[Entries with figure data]
--*--
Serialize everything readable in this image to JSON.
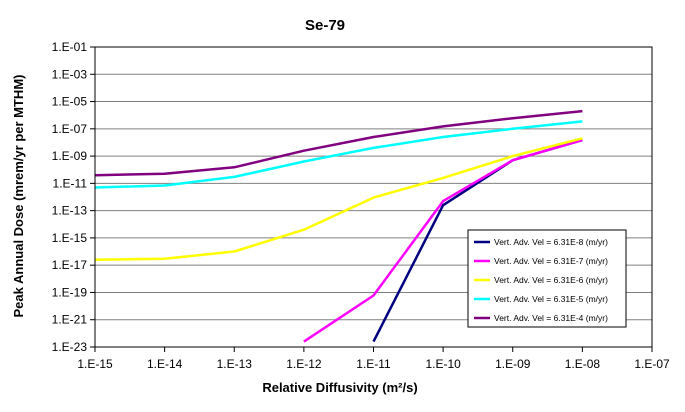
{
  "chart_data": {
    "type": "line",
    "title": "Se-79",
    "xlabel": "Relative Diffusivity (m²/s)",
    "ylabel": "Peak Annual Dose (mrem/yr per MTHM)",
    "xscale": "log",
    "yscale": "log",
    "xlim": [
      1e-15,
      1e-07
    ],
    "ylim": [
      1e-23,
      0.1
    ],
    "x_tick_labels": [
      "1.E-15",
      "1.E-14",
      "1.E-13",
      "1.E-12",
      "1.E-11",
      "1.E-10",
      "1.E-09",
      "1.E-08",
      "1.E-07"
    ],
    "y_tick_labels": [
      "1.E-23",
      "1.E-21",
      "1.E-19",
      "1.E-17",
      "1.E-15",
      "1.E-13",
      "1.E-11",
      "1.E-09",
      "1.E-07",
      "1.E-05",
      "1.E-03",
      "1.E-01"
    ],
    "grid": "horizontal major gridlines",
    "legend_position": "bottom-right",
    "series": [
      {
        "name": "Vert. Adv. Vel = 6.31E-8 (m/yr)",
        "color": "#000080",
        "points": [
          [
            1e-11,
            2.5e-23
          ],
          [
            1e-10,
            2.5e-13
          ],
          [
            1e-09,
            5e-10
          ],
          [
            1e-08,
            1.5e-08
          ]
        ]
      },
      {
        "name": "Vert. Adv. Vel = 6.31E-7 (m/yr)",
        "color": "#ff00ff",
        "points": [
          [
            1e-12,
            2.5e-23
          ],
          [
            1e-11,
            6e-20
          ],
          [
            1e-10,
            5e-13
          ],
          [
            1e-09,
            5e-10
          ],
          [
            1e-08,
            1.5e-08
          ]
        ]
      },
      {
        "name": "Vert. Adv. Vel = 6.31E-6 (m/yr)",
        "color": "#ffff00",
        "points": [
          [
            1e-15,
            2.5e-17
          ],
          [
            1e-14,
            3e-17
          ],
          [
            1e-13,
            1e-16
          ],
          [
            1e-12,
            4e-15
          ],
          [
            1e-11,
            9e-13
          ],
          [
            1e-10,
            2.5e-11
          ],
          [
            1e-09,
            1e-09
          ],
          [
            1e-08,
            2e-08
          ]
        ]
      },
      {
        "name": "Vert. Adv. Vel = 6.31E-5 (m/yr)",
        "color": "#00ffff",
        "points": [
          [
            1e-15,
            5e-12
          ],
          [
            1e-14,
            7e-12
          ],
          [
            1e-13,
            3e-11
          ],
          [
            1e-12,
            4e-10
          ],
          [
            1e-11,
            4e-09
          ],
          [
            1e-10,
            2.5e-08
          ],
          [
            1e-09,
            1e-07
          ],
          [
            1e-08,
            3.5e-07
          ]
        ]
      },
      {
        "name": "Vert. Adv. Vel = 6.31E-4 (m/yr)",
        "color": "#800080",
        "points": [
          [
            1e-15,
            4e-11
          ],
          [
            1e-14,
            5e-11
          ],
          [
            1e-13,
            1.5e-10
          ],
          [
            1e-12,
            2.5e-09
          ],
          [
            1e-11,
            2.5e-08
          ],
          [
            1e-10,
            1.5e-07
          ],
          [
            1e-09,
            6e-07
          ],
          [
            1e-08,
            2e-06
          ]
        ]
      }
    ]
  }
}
--*--
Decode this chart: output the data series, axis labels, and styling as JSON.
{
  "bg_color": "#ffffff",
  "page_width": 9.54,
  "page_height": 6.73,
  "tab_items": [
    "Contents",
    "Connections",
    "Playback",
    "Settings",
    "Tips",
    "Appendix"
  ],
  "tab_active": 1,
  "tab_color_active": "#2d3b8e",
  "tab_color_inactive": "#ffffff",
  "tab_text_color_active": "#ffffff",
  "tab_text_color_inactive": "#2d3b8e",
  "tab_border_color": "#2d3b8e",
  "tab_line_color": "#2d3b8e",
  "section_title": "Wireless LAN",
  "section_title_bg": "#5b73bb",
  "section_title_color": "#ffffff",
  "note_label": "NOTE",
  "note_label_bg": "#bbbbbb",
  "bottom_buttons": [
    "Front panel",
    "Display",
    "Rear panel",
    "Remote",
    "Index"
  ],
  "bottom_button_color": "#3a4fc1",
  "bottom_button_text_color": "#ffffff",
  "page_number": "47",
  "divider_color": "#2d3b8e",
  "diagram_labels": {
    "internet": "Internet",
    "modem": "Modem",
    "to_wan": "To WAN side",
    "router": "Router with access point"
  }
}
--*--
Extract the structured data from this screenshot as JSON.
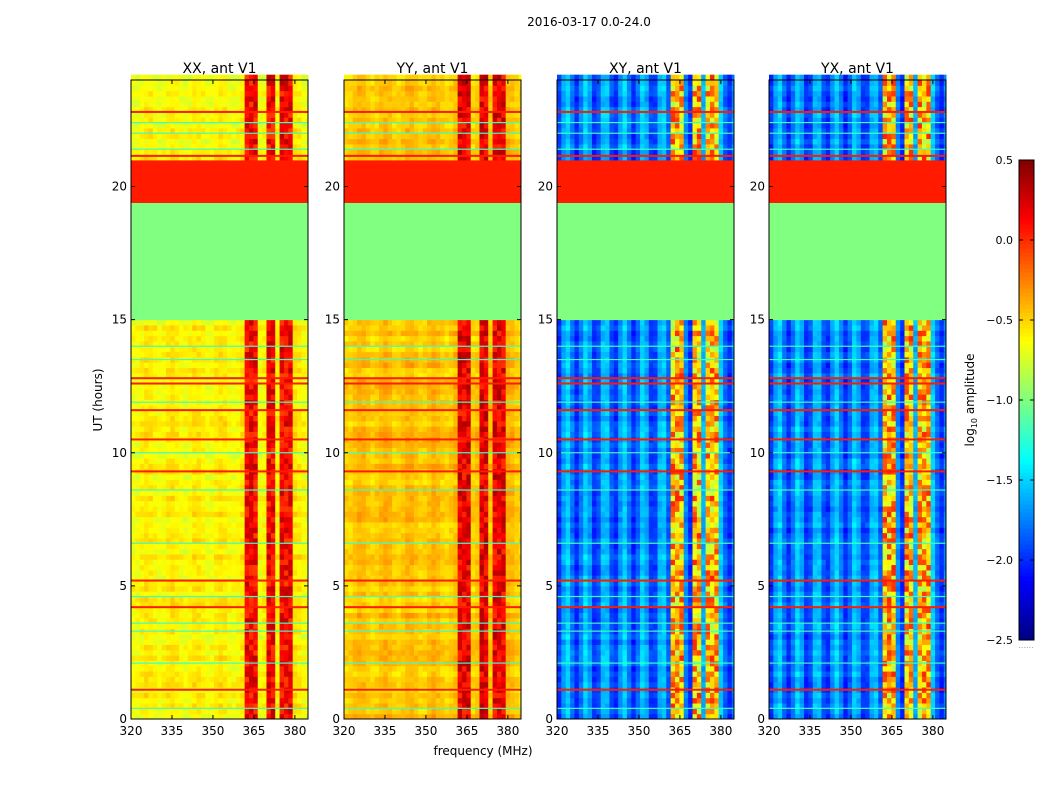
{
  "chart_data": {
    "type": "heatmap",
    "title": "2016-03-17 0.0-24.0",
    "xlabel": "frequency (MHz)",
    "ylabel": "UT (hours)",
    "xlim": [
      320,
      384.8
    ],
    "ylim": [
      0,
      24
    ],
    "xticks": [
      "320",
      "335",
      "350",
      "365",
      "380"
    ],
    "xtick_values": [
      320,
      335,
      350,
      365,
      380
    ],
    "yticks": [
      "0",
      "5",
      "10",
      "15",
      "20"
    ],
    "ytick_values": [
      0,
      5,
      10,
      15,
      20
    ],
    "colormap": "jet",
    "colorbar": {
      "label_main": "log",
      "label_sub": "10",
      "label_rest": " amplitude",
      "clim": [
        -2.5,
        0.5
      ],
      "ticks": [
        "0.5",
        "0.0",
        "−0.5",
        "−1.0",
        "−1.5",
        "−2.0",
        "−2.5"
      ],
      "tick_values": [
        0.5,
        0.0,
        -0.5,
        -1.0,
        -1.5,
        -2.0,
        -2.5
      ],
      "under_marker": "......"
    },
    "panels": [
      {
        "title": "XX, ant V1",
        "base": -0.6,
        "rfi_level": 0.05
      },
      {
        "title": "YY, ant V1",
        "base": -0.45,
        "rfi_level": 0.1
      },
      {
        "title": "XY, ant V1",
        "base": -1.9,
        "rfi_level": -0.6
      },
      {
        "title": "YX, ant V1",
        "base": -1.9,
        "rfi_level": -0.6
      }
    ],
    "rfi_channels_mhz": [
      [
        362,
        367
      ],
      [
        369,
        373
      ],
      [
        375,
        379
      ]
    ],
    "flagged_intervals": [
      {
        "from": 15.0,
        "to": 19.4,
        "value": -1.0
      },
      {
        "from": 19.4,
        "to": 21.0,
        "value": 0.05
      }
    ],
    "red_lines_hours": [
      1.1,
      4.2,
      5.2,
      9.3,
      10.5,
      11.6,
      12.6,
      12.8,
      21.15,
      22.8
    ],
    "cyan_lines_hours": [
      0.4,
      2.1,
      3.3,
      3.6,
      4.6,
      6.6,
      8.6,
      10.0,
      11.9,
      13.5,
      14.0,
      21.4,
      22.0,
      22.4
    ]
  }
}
--*--
What is expected:
Which lines contain "Vert"? Show each of them.

Task answer:
        "name": "Vert. Adv. Vel = 6.31E-8 (m/yr)",
        "name": "Vert. Adv. Vel = 6.31E-7 (m/yr)",
        "name": "Vert. Adv. Vel = 6.31E-6 (m/yr)",
        "name": "Vert. Adv. Vel = 6.31E-5 (m/yr)",
        "name": "Vert. Adv. Vel = 6.31E-4 (m/yr)",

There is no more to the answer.